Task description: Among these lines, how many include "dostanie"? Answer only with the number.
::: Data entries
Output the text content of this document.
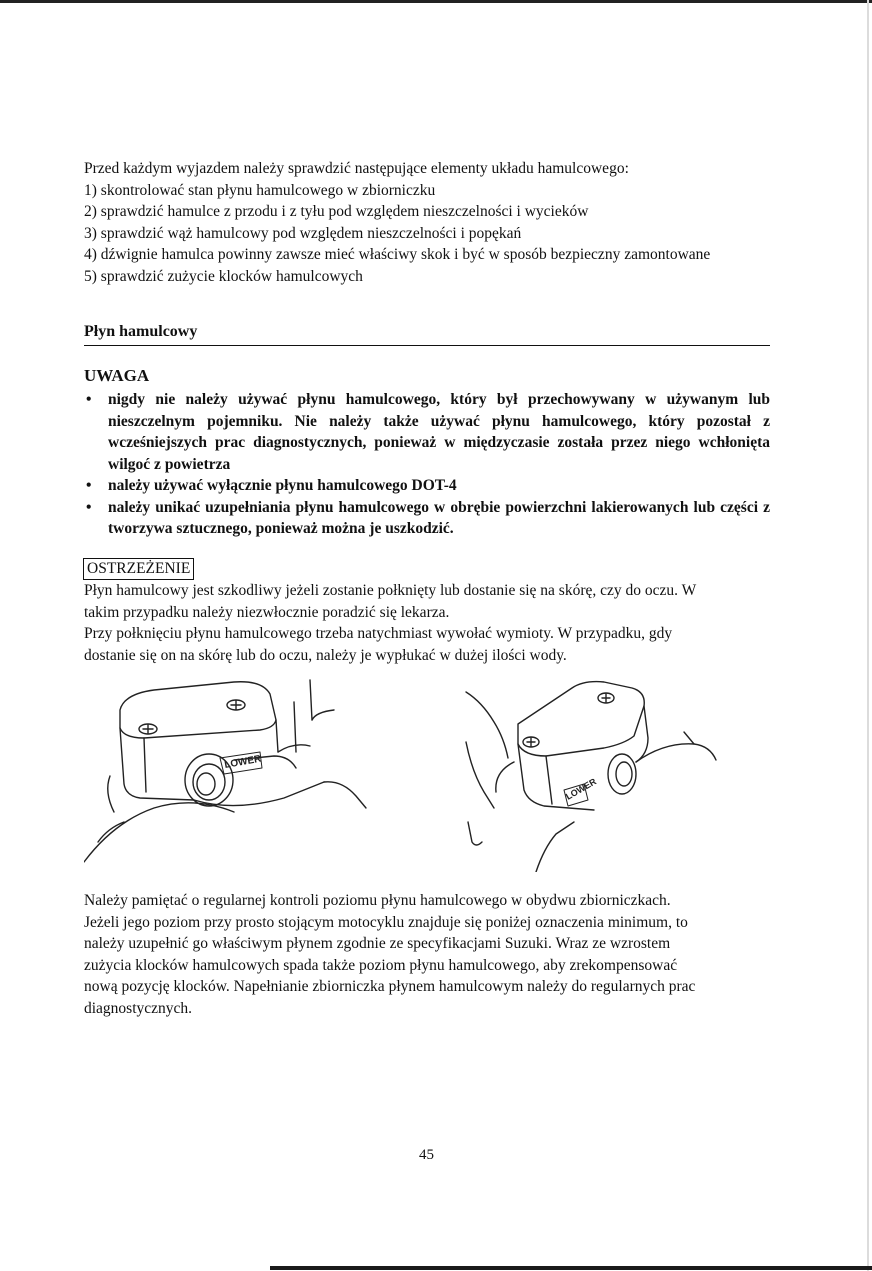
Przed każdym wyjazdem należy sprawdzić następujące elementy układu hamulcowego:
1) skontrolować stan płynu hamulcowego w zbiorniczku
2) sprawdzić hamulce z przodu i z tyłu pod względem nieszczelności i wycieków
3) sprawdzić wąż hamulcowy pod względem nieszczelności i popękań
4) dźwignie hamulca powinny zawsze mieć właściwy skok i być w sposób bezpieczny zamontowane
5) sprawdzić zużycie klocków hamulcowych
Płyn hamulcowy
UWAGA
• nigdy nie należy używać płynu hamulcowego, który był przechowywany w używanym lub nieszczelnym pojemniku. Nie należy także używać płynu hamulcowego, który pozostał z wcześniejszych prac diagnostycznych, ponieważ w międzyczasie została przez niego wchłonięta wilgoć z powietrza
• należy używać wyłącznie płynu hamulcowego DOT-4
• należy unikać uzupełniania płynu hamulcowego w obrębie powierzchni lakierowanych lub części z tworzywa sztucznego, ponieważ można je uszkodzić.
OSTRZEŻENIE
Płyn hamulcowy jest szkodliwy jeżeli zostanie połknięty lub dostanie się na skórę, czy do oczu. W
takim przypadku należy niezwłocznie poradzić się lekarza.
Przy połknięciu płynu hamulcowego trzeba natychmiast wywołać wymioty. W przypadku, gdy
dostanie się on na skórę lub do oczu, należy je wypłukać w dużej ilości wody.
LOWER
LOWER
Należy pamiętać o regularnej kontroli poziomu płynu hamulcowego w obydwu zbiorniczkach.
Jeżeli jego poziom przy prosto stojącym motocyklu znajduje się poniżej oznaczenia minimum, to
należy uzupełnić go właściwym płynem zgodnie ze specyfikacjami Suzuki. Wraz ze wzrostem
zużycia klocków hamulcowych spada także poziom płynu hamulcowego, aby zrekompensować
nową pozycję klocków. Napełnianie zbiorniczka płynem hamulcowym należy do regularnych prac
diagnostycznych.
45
::::::
::: Data entries
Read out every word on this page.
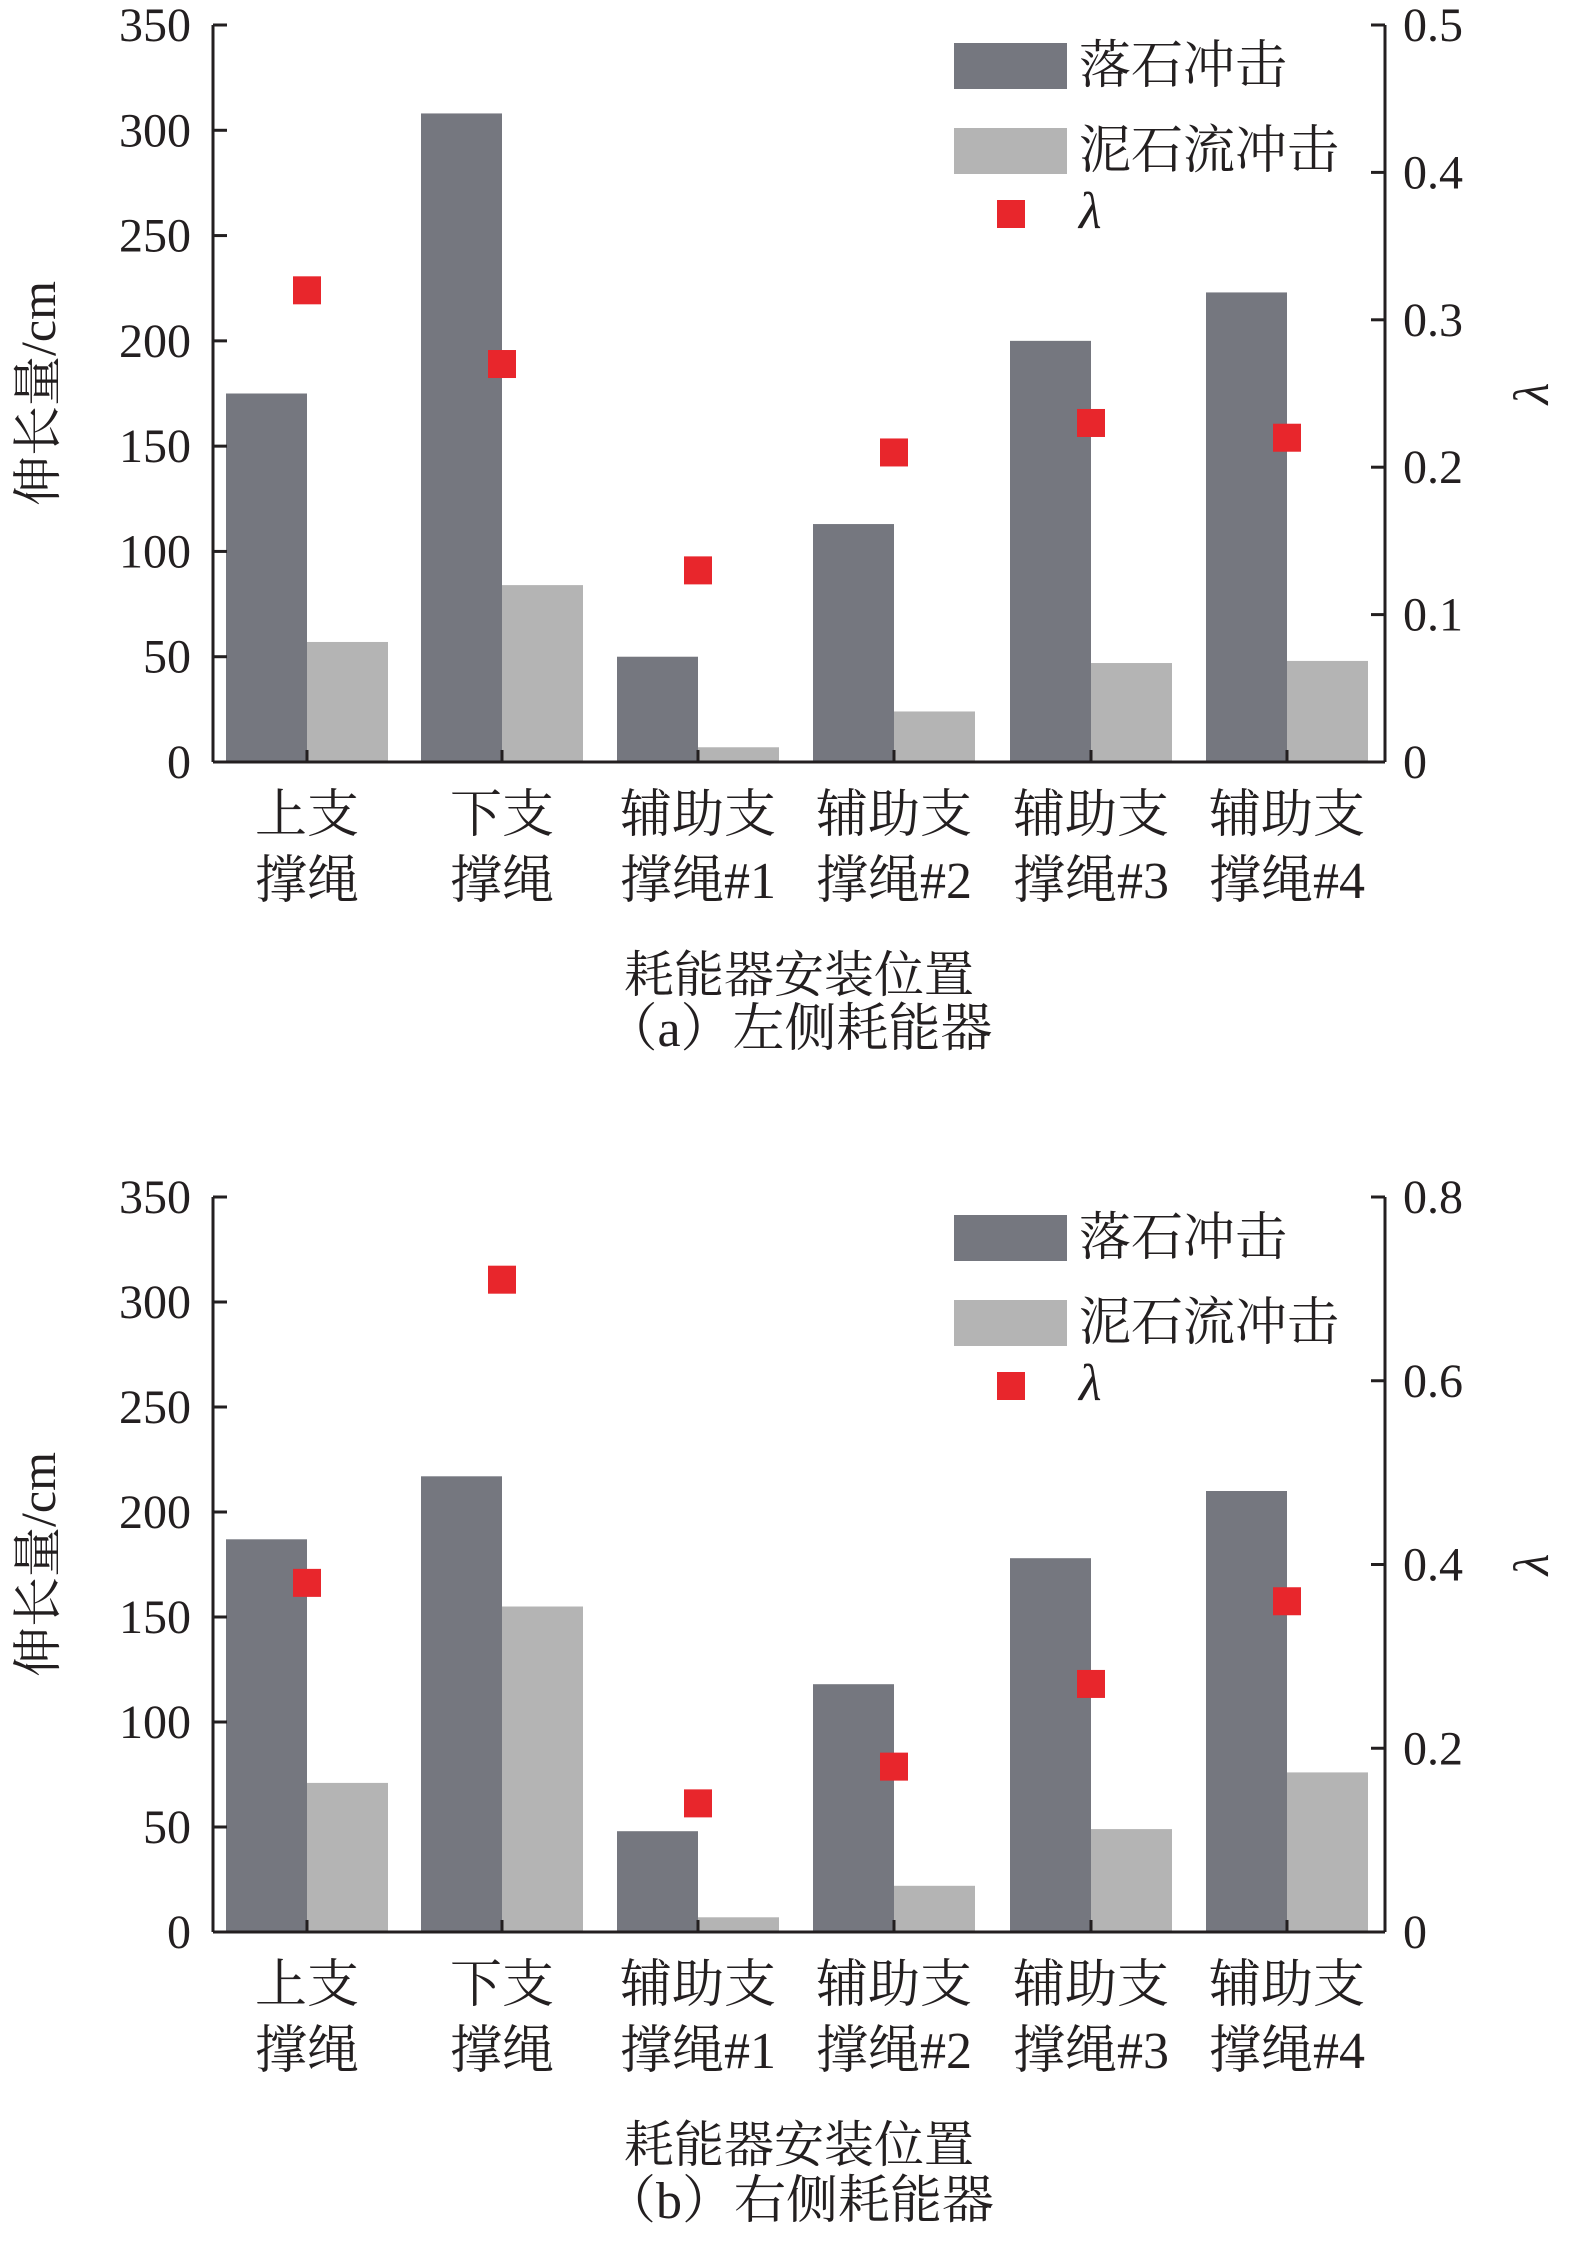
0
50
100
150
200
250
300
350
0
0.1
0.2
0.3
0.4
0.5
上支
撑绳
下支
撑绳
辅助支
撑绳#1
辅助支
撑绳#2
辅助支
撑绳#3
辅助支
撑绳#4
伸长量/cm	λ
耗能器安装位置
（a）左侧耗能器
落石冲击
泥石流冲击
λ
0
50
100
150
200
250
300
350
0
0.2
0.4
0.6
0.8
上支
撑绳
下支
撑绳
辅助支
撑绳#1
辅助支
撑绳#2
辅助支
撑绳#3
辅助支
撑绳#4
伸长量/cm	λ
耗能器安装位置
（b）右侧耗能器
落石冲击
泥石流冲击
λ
::::::
Answer below: 2